WORK INSTRUCTIONS =>
Print all the entries verbatim.
-- START RECORD EXCERPTS --
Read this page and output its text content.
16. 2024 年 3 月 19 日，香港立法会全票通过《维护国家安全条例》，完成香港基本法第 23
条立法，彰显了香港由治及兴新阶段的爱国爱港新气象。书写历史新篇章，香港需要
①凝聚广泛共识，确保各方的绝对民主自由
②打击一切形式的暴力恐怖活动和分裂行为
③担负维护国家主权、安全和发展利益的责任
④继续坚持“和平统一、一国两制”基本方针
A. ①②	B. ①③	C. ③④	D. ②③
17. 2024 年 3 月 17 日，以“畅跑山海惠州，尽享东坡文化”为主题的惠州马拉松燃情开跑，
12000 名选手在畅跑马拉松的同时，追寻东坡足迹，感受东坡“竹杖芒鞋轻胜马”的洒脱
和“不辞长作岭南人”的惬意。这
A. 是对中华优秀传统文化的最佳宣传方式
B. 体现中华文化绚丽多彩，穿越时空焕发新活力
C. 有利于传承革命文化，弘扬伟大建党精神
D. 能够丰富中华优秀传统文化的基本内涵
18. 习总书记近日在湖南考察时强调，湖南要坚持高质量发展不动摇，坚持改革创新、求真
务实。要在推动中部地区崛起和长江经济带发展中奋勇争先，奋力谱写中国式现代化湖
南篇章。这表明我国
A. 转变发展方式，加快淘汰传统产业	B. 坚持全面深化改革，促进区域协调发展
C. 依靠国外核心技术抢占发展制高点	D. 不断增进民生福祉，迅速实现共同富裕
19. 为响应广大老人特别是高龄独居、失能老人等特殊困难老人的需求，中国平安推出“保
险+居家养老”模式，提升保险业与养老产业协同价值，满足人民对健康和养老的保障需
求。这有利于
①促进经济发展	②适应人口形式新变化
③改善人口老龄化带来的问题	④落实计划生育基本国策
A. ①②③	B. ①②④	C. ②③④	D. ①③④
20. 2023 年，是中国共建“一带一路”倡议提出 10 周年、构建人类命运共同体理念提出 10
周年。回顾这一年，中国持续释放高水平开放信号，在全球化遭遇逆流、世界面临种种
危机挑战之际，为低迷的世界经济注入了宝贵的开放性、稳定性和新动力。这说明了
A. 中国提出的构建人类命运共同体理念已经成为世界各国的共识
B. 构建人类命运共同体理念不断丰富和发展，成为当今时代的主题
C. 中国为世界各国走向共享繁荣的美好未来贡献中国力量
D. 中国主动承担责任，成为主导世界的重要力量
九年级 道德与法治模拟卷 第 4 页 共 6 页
-- END RECORD EXCERPTS --
OUTPUT FOR THIS EXERCISE =>
Read this page and output its text content.
16. 2024 年 3 月 19 日，香港立法会全票通过《维护国家安全条例》，完成香港基本法第 23
条立法，彰显了香港由治及兴新阶段的爱国爱港新气象。书写历史新篇章，香港需要
①凝聚广泛共识，确保各方的绝对民主自由
②打击一切形式的暴力恐怖活动和分裂行为
③担负维护国家主权、安全和发展利益的责任
④继续坚持“和平统一、一国两制”基本方针
A. ①②	B. ①③	C. ③④	D. ②③
17. 2024 年 3 月 17 日，以“畅跑山海惠州，尽享东坡文化”为主题的惠州马拉松燃情开跑，
12000 名选手在畅跑马拉松的同时，追寻东坡足迹，感受东坡“竹杖芒鞋轻胜马”的洒脱
和“不辞长作岭南人”的惬意。这
A. 是对中华优秀传统文化的最佳宣传方式
B. 体现中华文化绚丽多彩，穿越时空焕发新活力
C. 有利于传承革命文化，弘扬伟大建党精神
D. 能够丰富中华优秀传统文化的基本内涵
18. 习总书记近日在湖南考察时强调，湖南要坚持高质量发展不动摇，坚持改革创新、求真
务实。要在推动中部地区崛起和长江经济带发展中奋勇争先，奋力谱写中国式现代化湖
南篇章。这表明我国
A. 转变发展方式，加快淘汰传统产业	B. 坚持全面深化改革，促进区域协调发展
C. 依靠国外核心技术抢占发展制高点	D. 不断增进民生福祉，迅速实现共同富裕
19. 为响应广大老人特别是高龄独居、失能老人等特殊困难老人的需求，中国平安推出“保
险+居家养老”模式，提升保险业与养老产业协同价值，满足人民对健康和养老的保障需
求。这有利于
①促进经济发展	②适应人口形式新变化
③改善人口老龄化带来的问题	④落实计划生育基本国策
A. ①②③	B. ①②④	C. ②③④	D. ①③④
20. 2023 年，是中国共建“一带一路”倡议提出 10 周年、构建人类命运共同体理念提出 10
周年。回顾这一年，中国持续释放高水平开放信号，在全球化遭遇逆流、世界面临种种
危机挑战之际，为低迷的世界经济注入了宝贵的开放性、稳定性和新动力。这说明了
A. 中国提出的构建人类命运共同体理念已经成为世界各国的共识
B. 构建人类命运共同体理念不断丰富和发展，成为当今时代的主题
C. 中国为世界各国走向共享繁荣的美好未来贡献中国力量
D. 中国主动承担责任，成为主导世界的重要力量
九年级 道德与法治模拟卷 第 4 页 共 6 页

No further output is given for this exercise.